══ Passage to read ══

In order to avoid catastrophic engine damage due to flutter, design engineers have to examine the flutter susceptibility of the blading. Therefore, experimental and numerical tools are needed that are able to improve knowledge of the aeroelastic behaviour of the blading. In order to obtain precise insight into the aeroelastic behaviour of a vibrating blade assembly, a compressor cascade was designed for experiments near the flutter boundary. The cascade consists of 20 two-dimensional compressor blades. The blades were mounted onto elastic suspensions which allow for a torsional motion around mid-chord.
The experimental investigations were performed in the annular cascade tunnel at the EPFL (École Polytechnique Fédérale de Lausanne, Switzerland). The main feature of the wind tunnel is the possibility to investigate the aeroelastic behaviour of a cascade in a non-rotating test facility. A spiral flow is generated in order to simulate real inflow angles such as those that occur in rotating cascades.
In order to assess the aerodynamic stability of the blading, aerodynamic damping is determined by forcing the blades into controlled harmonic vibrations and by measuring the motion-induced unsteady pressure distributions. A Fourier transformation yields the first harmonic of the pressure at each transducer position and is related to the motion of this blade. The analysis of these data – in particular the out-of-phase unsteady harmonic pressure – gives insight into the local and global aerodynamic damping of the blades.
In the so-called "flutter experiments" the aerodynamic instability can overcome the structural damping, and the cascade starts to flutter with self-excited vibrations. The increasing amplitudes and the phase shift between the blade motions are measured.
Current work regarding Forced Response in turbomachinery focuses on vibration modes excited by periodic, unsteady pressure fluctuations. These fluctuations always occur during operation since stationary blade rows interact aerodynamically with rotating blade rows, hence exciting vibrations of the elastic structure. High cycle fatigue (HCF) failures can occur if vibration amplitudes increase above certain limits.

═══

(Exercise tasks)
A. From the passage on cascade flutter, return the text starting at "The experimental investigations" and ending at "in rotating cascades.".
B. According to the passage on cascade flutter, how many blades make up the compressor cascade?
C. Write what comes next in the passage on cascade flutter, picking up after its final sentence.

══ Stored data ══

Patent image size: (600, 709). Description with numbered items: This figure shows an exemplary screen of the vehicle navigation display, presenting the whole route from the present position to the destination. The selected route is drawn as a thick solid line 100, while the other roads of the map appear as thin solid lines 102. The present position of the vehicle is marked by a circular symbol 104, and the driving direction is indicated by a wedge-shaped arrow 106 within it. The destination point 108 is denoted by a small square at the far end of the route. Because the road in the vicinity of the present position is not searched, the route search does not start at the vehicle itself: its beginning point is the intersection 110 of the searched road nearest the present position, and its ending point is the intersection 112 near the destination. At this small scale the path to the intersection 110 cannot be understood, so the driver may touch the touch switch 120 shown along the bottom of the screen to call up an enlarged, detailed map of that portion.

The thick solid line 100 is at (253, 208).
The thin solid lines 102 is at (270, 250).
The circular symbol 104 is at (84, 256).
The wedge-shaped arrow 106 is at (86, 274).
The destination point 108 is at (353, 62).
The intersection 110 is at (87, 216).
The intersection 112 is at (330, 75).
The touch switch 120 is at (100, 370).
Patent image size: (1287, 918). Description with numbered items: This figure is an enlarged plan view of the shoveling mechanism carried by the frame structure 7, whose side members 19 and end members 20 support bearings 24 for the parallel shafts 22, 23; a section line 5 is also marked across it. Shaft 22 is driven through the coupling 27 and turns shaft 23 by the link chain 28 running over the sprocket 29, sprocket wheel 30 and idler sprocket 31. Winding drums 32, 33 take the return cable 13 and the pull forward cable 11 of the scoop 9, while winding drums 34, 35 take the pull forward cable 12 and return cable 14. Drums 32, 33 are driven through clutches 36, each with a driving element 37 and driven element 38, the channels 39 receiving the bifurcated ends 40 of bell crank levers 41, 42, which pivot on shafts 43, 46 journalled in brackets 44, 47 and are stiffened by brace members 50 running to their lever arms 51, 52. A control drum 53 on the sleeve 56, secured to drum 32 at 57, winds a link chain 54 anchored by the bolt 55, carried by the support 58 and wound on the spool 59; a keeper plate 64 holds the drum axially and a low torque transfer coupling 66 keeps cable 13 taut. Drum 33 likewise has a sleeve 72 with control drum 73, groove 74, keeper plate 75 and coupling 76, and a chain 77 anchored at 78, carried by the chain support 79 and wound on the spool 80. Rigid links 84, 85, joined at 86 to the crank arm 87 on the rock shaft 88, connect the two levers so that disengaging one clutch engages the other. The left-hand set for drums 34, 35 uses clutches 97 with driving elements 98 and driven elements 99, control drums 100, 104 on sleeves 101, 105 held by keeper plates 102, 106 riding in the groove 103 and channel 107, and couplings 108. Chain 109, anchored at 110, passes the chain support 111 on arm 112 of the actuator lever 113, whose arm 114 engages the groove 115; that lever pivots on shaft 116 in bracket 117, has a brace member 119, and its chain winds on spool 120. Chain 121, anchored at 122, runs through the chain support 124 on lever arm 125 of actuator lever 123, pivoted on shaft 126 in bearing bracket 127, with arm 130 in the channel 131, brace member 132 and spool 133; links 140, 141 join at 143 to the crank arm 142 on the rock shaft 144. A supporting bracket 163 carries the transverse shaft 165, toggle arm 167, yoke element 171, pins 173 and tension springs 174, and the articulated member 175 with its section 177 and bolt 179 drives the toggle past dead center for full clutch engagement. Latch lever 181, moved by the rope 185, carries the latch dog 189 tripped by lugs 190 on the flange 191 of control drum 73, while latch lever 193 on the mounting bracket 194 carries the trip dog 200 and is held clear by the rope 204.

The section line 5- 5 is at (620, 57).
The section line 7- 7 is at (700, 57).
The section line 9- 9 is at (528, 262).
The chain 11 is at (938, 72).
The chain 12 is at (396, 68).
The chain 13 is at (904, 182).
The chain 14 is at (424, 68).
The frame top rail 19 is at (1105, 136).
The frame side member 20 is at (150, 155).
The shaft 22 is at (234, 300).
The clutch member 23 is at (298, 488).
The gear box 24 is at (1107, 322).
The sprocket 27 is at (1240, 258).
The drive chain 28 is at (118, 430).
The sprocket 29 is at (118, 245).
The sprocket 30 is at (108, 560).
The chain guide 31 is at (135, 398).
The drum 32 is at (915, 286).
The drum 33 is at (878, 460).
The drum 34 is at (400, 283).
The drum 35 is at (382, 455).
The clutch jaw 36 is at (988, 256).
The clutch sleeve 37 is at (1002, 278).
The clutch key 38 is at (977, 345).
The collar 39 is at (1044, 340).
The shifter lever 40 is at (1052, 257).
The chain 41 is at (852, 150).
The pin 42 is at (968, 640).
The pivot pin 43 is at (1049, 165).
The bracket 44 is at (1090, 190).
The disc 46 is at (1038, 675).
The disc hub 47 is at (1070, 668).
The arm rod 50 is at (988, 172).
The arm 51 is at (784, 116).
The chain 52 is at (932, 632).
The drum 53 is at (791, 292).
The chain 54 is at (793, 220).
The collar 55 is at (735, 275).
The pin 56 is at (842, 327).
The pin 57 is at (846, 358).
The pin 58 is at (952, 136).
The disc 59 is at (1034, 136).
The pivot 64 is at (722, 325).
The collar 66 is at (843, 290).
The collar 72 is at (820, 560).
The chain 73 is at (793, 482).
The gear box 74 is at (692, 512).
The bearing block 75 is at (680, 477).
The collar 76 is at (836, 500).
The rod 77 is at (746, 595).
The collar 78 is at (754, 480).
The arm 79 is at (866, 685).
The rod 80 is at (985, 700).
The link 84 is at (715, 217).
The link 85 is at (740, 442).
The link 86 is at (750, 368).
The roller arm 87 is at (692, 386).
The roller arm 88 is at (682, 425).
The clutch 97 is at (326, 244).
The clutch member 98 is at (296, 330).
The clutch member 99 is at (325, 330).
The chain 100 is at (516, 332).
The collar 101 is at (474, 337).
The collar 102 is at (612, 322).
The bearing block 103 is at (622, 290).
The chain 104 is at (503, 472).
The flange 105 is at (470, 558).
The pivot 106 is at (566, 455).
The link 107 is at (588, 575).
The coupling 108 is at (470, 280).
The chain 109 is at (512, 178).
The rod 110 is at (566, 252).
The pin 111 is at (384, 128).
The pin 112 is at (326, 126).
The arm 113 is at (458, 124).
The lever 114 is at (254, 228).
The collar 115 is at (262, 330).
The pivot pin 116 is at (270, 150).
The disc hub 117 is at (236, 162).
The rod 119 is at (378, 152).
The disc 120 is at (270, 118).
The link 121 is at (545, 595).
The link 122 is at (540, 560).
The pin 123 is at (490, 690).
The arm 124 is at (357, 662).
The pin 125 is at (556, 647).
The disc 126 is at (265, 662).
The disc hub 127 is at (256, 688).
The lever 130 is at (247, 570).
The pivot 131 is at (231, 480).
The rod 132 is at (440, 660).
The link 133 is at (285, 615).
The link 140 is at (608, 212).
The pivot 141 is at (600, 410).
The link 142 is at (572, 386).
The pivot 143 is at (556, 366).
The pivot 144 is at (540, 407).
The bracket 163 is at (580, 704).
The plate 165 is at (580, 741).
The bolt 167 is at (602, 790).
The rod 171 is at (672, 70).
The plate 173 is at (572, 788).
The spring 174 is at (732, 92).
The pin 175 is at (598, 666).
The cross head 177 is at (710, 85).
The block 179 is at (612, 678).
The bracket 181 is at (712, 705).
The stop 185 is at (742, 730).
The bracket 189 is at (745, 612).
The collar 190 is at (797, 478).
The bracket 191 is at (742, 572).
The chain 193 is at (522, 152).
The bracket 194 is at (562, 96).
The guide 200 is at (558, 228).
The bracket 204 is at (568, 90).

═══

(Results for each task)
A.
The experimental investigations were performed in the annular cascade tunnel at the EPFL (École Polytechnique Fédérale de Lausanne, Switzerland). The main feature of the wind tunnel is the possibility to investigate the aeroelastic behaviour of a cascade in a non-rotating test facility. A spiral flow is generated in order to simulate real inflow angles such as those that occur in rotating cascades.

B. 20 two-dimensional compressor blades.

C.
High-quality design tools and experimental validation data are necessary to avoid HCF failures and to give the blade designer more flexibility for increasing efficiency.. A European research project called Aeroelastic Design of Turbine Blades (ADTurB) was initiated for the experimental investigations of forced response phenomena in high-pressure turbines (HPT). Partners in this project are industrial companies, universities, and national research organisations. The objectives of ADTurB are to understand these forced response phenomena and obtain high-quality validation data. To this end, a turbine stage was installed in the Wind Tunnel for Rotating Cascades (RGG) of the Institute of Propulsion Technology at DLR Göttingen. Three different rotors are equipped with unsteady pressure and blade vibration sensors.
Key components of the forced response experiments include measuring the aerodynamic forcing function acting upon the blades on the basis of blade row interactions and obtaining forced response amplitudes and vibration-induced aerodynamic damping with respect to realistic flow conditions, mechanical properties, eigenfrequencies, and eigenmodes.
Excitation at wake passing frequency of the periodic unsteady pressure fluctuations is a well-defined problem since the flow disturbance caused by each upstream (or downstream) blade row can be assumed to be identical.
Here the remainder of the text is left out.